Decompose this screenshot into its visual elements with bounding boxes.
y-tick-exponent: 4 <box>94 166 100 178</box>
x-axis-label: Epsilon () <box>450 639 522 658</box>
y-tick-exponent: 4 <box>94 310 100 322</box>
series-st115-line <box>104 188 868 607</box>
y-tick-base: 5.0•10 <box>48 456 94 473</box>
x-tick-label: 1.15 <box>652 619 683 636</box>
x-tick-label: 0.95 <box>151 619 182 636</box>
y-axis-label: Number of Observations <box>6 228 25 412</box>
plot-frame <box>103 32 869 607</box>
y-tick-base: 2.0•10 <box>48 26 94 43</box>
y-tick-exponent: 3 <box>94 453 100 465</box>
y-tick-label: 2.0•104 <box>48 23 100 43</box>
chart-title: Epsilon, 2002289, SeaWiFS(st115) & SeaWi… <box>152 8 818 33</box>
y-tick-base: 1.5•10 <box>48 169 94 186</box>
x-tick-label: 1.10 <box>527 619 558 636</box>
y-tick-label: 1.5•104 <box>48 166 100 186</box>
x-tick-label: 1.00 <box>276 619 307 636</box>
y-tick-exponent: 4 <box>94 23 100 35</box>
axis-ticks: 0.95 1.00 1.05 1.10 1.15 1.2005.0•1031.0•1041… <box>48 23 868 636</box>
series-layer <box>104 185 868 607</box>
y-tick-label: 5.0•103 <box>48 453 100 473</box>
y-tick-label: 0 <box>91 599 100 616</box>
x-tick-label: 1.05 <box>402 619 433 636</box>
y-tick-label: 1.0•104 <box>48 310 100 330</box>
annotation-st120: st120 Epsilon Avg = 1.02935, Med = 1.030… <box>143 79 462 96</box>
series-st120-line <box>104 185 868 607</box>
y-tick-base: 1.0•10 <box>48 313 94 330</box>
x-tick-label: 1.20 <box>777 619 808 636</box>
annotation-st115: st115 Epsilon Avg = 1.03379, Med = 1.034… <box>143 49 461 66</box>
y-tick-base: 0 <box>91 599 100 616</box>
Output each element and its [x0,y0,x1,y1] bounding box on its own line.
● ● ● ●
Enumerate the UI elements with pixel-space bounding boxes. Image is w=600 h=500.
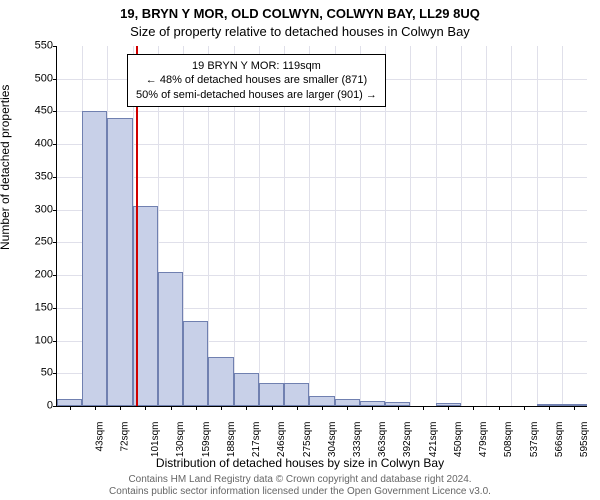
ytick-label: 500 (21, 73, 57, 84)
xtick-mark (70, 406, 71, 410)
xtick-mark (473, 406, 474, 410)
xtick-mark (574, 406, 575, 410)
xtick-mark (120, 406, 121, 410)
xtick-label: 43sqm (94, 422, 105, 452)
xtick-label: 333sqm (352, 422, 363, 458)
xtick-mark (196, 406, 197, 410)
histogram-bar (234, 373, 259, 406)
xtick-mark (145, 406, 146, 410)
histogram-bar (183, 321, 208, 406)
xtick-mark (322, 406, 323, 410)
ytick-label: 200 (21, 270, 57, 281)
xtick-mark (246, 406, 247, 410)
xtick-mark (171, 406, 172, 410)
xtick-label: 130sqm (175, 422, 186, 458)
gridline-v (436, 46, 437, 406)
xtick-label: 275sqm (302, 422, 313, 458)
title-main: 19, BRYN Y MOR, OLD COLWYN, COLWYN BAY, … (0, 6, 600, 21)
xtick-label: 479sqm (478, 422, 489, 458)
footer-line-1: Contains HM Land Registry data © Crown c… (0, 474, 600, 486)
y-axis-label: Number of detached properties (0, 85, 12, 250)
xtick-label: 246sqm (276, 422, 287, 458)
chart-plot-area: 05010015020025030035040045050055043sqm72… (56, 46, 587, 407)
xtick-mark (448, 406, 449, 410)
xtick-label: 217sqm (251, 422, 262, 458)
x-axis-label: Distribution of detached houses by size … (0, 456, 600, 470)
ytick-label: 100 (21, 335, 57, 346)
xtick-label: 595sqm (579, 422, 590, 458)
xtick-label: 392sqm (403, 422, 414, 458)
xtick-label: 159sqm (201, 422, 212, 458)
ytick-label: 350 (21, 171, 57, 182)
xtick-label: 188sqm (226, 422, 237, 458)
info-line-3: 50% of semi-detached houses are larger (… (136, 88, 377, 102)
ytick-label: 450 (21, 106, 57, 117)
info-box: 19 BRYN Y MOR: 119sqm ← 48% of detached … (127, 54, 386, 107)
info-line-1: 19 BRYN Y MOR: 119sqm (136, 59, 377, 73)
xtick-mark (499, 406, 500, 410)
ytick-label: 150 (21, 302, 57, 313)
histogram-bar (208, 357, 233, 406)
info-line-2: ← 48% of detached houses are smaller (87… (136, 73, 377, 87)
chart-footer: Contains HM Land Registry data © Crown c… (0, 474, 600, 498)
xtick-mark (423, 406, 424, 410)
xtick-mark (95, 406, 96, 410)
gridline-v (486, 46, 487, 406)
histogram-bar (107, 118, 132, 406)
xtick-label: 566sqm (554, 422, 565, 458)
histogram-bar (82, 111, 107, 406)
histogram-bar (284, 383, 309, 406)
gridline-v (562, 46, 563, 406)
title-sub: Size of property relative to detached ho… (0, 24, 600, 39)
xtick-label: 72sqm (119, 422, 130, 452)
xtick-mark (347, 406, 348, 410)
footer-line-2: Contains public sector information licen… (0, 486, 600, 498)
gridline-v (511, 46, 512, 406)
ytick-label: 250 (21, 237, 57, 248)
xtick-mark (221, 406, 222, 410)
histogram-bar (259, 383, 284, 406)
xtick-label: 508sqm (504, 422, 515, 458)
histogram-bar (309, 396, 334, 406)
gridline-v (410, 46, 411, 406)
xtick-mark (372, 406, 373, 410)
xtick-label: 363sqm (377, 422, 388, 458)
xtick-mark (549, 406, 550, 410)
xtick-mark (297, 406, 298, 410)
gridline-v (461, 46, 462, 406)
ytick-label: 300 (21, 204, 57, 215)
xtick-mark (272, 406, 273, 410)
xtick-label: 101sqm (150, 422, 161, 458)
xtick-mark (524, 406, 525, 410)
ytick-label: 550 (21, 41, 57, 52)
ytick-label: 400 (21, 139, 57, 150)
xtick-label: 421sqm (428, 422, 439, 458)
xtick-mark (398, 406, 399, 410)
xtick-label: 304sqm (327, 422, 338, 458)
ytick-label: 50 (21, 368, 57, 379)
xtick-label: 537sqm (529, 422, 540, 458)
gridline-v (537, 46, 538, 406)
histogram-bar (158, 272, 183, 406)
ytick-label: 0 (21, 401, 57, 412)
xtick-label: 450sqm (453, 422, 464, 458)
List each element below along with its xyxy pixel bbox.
● ● ● ●
Edit the entries from the line containing "ytick-label: 500 (21, 73, 57, 84)" through the line containing "xtick-label: 333sqm (352, 422, 363, 458)", changing "xtick-mark" to "x-tick-mark" and leaving everything else unchanged. Give back only those lines.

-- Reply --
ytick-label: 500 (21, 73, 57, 84)
x-tick-mark (70, 406, 71, 410)
x-tick-mark (473, 406, 474, 410)
x-tick-mark (574, 406, 575, 410)
x-tick-mark (120, 406, 121, 410)
xtick-label: 43sqm (94, 422, 105, 452)
xtick-label: 333sqm (352, 422, 363, 458)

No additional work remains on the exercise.